● **ENTRIES**:
⁂

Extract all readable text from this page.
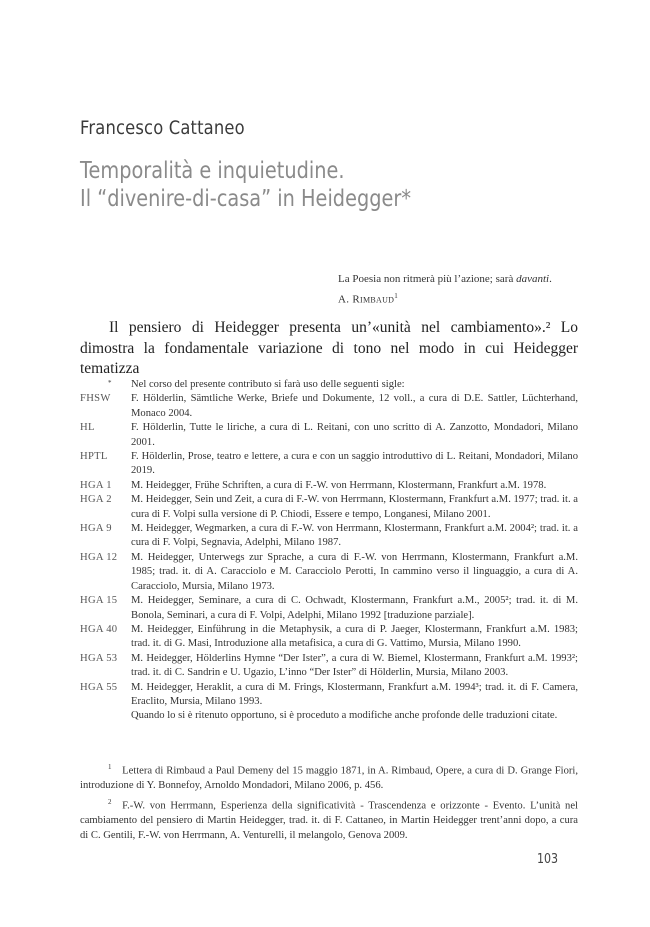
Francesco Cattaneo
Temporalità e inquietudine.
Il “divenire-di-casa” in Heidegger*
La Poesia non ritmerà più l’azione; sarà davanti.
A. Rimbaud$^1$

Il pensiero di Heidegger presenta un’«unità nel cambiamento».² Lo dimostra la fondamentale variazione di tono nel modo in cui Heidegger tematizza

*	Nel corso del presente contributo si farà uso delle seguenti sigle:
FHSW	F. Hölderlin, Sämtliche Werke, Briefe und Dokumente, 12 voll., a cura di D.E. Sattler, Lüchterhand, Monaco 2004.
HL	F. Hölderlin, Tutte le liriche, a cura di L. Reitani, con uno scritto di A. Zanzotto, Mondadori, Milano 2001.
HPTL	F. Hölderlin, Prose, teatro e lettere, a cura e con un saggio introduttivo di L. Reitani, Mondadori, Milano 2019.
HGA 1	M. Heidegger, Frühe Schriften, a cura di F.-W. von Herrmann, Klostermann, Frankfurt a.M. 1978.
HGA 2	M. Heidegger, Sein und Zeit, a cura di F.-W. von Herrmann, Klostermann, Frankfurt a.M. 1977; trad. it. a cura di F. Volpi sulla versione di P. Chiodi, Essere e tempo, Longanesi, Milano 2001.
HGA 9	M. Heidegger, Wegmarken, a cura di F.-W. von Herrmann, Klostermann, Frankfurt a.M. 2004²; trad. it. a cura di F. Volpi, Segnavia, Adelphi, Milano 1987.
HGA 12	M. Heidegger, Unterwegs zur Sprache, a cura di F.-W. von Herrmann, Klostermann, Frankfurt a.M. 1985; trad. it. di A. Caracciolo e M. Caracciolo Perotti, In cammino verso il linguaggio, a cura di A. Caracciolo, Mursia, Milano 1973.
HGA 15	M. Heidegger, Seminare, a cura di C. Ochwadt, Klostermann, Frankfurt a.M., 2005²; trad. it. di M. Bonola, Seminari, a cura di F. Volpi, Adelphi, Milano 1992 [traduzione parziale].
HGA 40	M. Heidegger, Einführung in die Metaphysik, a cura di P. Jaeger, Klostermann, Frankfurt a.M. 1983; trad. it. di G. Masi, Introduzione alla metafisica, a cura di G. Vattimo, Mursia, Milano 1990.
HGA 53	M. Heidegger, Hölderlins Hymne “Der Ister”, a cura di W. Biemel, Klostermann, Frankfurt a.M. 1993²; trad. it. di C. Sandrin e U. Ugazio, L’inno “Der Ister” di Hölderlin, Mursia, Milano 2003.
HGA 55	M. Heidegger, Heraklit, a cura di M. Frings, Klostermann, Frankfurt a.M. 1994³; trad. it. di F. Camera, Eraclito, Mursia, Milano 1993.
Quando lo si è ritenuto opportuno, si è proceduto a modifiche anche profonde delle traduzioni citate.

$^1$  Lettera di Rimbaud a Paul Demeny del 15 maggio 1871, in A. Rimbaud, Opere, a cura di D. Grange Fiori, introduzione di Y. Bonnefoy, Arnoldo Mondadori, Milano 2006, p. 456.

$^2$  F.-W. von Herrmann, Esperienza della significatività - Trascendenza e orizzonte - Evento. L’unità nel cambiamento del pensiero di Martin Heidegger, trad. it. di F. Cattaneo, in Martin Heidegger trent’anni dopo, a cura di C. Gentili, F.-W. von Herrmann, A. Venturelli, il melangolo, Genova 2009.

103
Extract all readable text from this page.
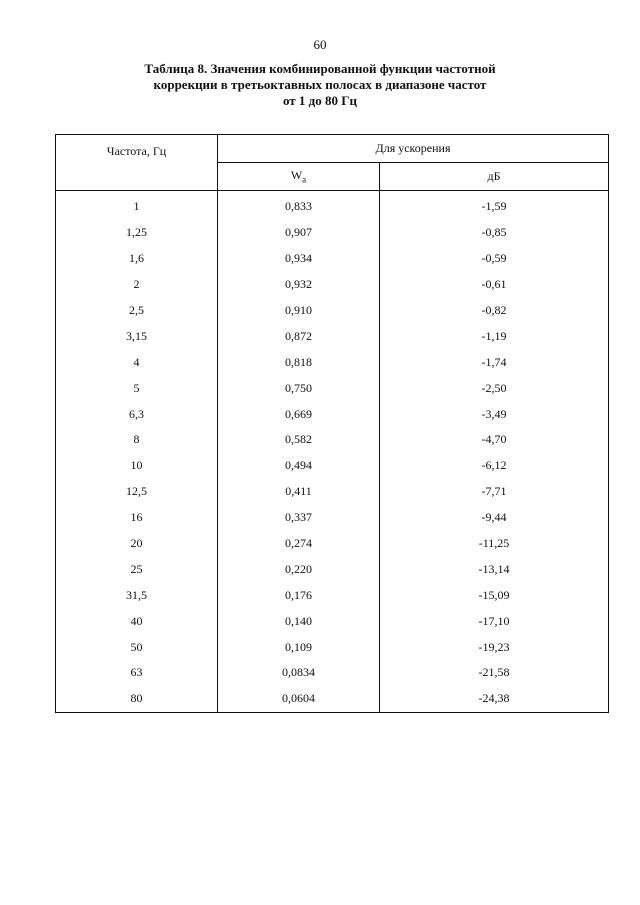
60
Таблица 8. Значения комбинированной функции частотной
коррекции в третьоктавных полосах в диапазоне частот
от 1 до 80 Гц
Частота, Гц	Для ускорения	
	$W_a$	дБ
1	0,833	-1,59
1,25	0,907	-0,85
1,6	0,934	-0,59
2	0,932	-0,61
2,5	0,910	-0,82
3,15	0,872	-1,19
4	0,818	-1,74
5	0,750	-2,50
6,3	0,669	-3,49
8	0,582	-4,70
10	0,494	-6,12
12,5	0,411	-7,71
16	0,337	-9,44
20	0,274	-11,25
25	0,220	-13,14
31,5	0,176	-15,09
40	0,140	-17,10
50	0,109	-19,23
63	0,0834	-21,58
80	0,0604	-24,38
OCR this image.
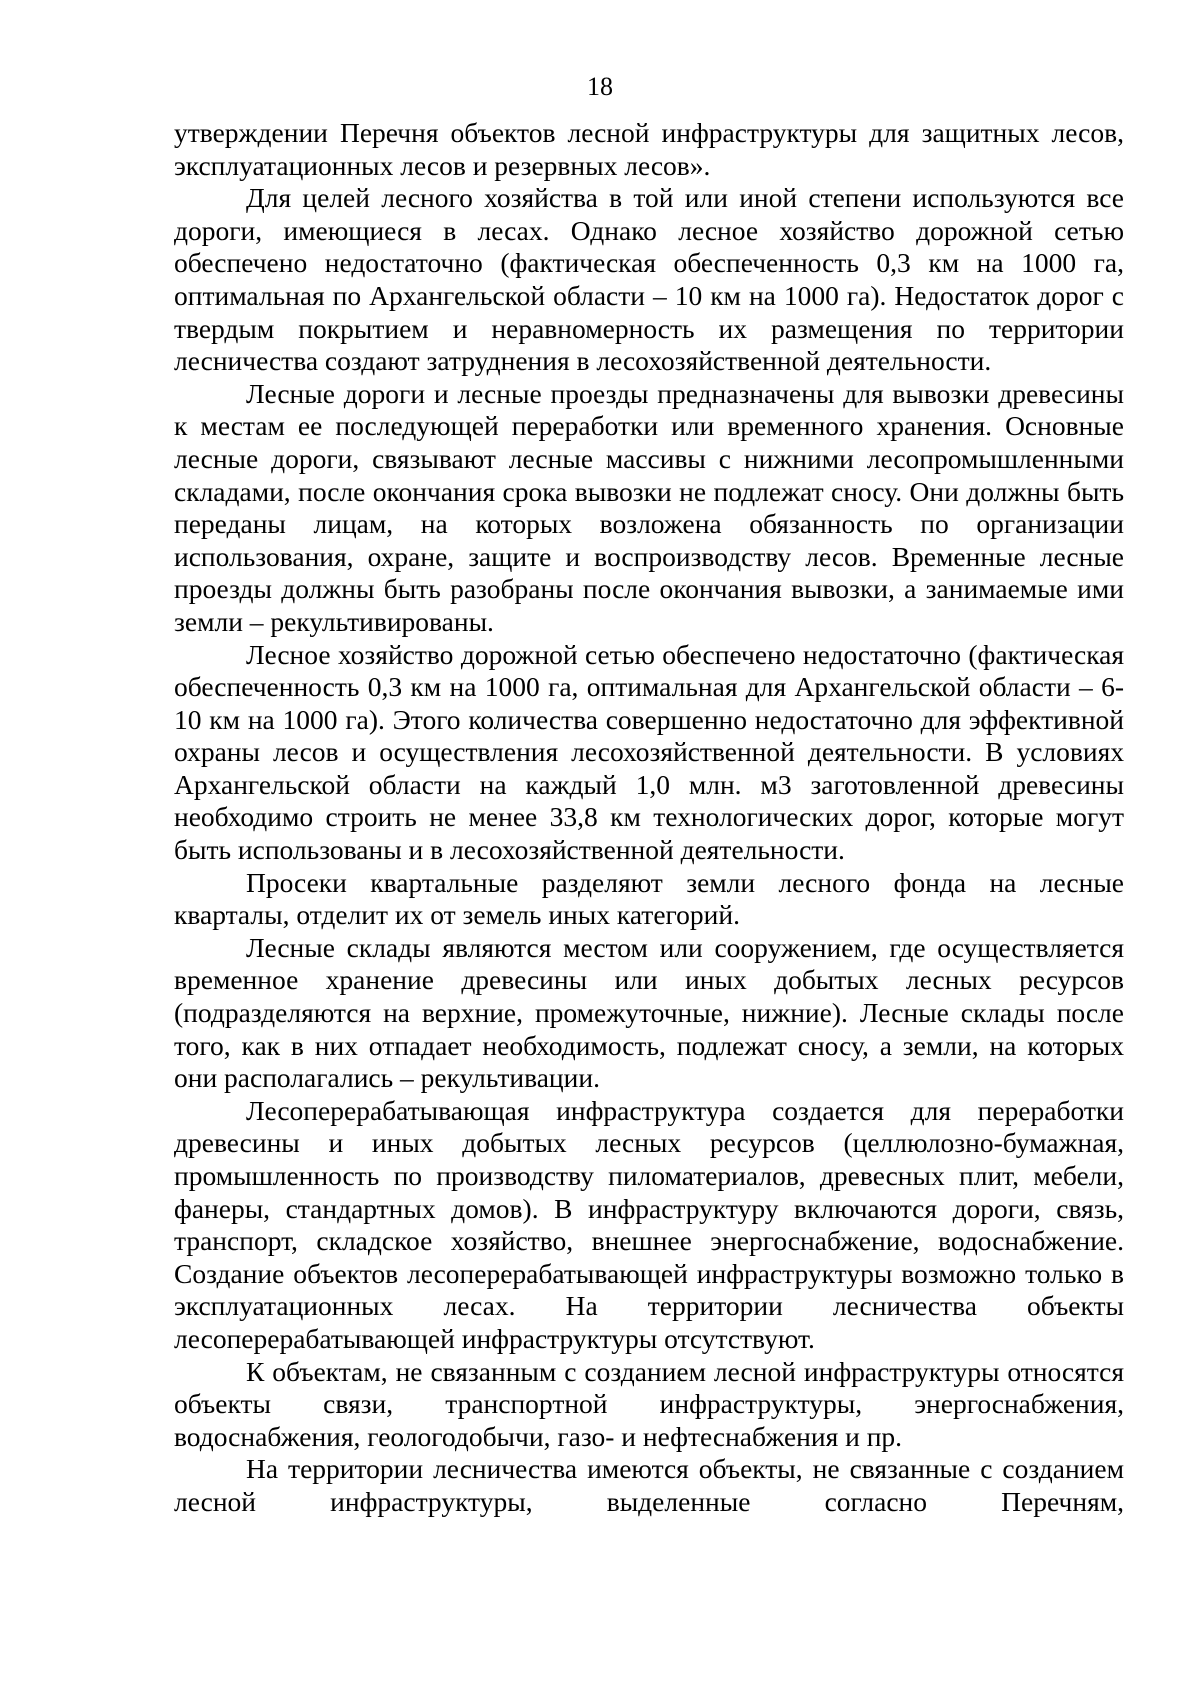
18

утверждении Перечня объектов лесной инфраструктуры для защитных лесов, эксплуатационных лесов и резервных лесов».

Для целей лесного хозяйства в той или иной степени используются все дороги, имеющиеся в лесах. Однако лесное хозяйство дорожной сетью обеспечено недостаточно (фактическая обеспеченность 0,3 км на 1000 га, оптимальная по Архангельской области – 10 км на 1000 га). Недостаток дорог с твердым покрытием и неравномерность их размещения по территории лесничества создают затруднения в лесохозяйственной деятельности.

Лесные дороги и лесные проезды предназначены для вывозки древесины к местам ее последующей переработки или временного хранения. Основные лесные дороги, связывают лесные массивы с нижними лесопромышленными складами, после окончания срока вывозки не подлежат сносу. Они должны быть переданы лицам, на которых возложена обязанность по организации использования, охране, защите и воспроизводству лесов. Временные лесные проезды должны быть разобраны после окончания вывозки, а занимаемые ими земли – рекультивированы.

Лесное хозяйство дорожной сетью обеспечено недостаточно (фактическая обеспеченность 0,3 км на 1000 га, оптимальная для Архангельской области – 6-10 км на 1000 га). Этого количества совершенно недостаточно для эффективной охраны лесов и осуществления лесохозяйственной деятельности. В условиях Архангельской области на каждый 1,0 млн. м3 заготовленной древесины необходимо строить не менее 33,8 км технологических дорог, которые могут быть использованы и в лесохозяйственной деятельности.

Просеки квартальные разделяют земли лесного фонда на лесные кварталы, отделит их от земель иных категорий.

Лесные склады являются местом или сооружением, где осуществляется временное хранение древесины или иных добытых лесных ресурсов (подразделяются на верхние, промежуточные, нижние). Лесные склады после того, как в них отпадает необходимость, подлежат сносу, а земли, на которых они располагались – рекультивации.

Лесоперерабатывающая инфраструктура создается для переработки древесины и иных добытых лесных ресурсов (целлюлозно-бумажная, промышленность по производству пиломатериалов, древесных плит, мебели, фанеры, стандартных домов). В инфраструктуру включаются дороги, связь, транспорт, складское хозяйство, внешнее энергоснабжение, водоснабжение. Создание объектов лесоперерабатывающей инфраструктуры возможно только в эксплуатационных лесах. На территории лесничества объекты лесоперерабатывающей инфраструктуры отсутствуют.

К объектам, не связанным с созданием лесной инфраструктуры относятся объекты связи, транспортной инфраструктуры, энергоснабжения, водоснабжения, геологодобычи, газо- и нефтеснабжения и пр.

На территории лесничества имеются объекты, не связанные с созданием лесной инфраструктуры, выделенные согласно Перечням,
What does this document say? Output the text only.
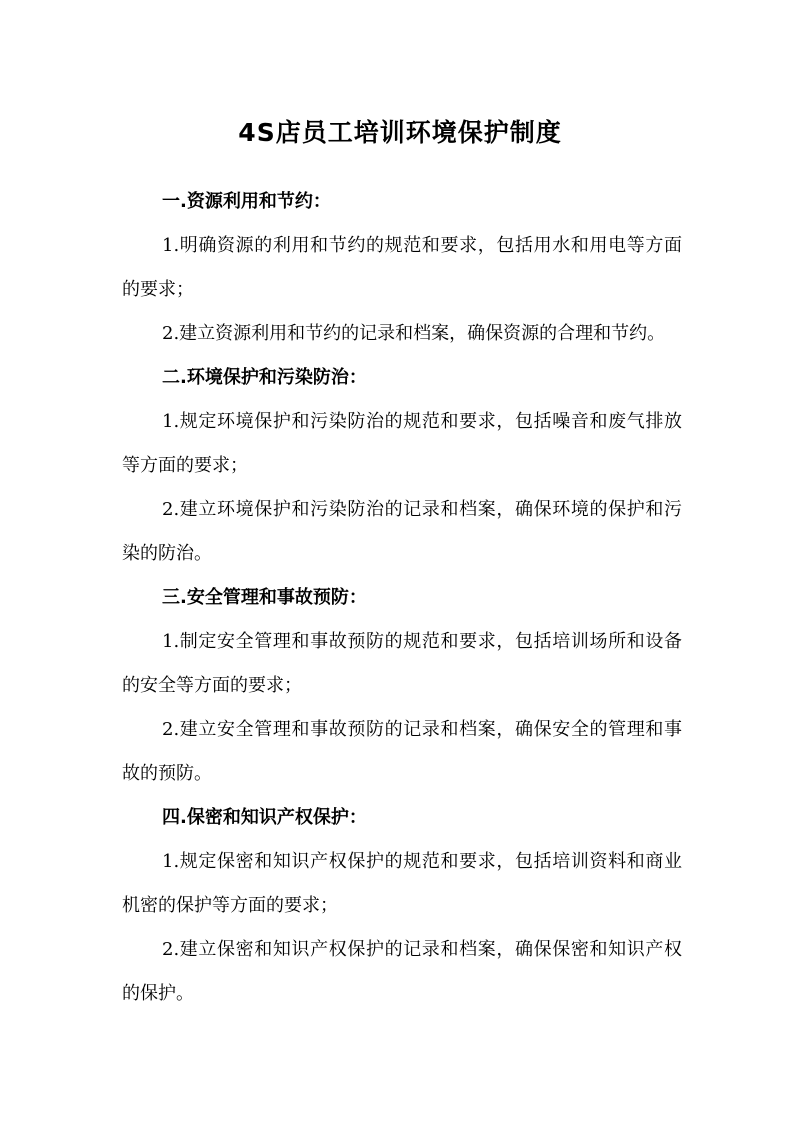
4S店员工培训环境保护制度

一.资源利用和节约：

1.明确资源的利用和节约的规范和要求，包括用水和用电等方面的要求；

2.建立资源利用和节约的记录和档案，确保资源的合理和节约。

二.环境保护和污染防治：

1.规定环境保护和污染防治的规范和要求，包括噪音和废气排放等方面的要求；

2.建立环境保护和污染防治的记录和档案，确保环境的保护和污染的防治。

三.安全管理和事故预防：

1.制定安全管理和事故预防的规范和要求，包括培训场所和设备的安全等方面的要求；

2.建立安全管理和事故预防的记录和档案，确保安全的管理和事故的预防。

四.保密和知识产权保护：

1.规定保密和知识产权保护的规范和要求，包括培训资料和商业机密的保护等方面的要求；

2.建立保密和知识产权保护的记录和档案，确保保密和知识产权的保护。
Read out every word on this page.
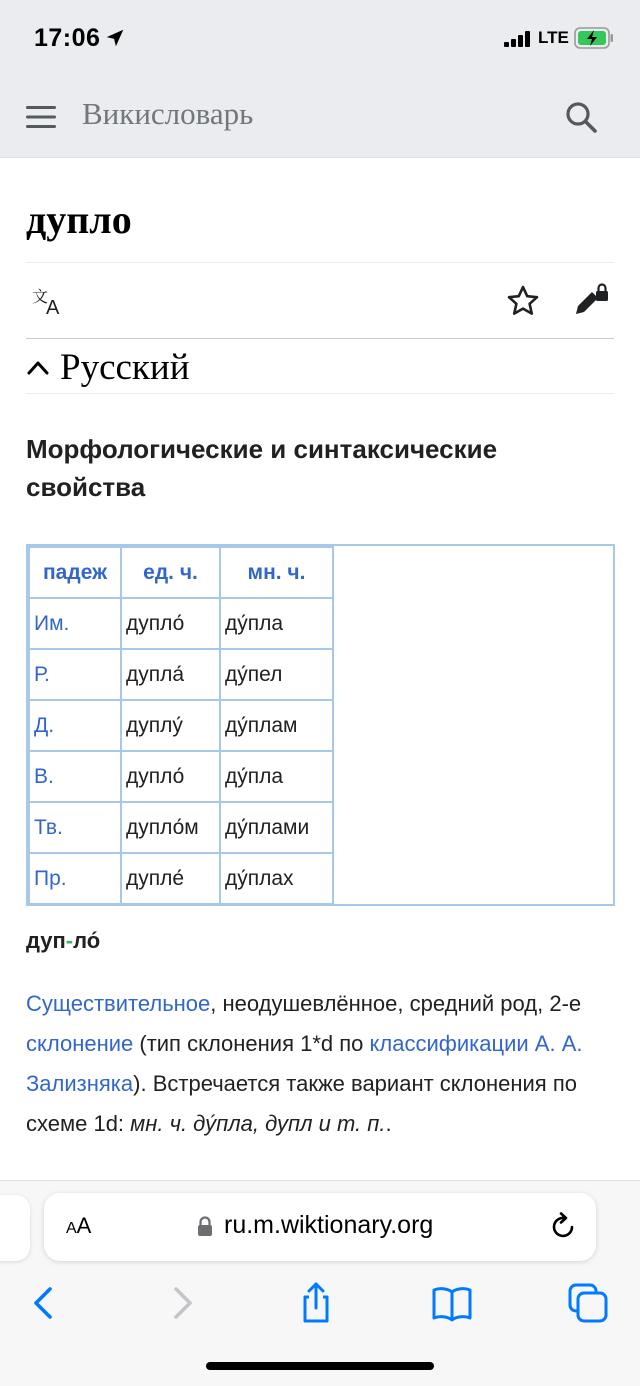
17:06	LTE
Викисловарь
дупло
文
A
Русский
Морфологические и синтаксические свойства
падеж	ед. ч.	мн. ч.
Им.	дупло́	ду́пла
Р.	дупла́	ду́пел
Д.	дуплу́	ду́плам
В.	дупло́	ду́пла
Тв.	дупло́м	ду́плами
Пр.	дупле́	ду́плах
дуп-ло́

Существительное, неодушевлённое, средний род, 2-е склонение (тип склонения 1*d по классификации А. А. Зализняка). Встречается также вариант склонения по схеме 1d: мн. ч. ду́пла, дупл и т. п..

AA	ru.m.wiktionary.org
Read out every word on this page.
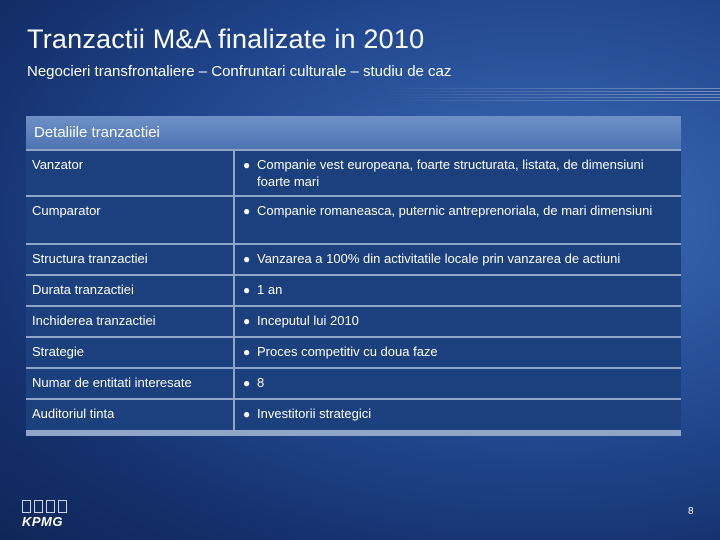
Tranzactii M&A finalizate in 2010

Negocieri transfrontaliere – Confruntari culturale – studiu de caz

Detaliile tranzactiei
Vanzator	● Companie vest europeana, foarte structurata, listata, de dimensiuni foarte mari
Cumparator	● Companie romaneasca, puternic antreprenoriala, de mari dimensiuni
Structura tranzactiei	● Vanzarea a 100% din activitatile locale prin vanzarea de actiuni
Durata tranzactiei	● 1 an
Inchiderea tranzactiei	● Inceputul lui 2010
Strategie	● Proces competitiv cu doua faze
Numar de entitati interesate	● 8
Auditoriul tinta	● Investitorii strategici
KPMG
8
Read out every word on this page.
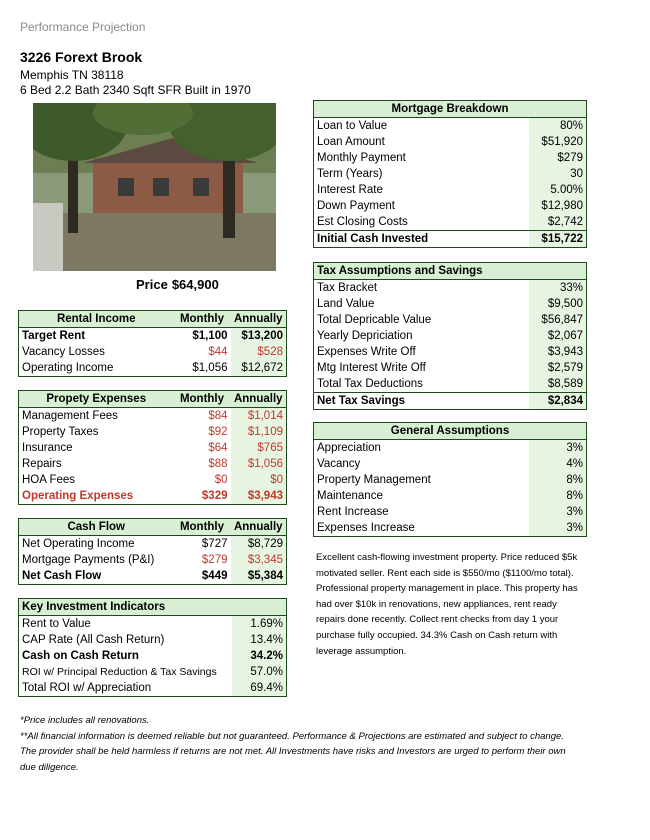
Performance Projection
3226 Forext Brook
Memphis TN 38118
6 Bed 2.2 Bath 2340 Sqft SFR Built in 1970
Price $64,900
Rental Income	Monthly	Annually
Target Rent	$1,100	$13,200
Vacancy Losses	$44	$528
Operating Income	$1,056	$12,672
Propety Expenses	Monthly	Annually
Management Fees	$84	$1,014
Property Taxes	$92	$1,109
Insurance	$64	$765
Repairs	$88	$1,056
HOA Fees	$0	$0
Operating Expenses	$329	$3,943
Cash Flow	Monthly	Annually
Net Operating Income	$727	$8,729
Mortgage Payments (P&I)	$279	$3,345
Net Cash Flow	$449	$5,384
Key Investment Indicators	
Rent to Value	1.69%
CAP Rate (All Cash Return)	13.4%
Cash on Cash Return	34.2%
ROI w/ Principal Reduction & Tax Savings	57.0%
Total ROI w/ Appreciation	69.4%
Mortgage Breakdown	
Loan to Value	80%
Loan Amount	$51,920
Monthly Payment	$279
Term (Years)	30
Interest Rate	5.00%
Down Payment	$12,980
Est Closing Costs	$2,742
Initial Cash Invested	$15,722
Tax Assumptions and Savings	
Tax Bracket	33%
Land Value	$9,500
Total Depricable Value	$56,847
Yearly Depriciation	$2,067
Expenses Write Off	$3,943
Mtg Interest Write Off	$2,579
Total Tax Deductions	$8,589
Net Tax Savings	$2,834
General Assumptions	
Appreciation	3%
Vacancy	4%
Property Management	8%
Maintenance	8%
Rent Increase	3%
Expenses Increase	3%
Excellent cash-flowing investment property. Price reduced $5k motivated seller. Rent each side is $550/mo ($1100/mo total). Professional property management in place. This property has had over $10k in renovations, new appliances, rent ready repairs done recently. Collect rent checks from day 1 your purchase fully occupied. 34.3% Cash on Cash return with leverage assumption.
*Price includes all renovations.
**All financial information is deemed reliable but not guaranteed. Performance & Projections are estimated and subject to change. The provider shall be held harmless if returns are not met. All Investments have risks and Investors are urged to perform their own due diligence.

⁂

● **OBJECTIVE**: Filter the listing above for the string "renovations" and copy every matching line.

● **EXERCISE RESPONSE**:
Excellent cash-flowing investment property. Price reduced $5k motivated seller. Rent each side is $550/mo ($1100/mo total). Professional property management in place. This property has had over $10k in renovations, new appliances, rent ready repairs done recently. Collect rent checks from day 1 your purchase fully occupied. 34.3% Cash on Cash return with leverage assumption.
*Price includes all renovations.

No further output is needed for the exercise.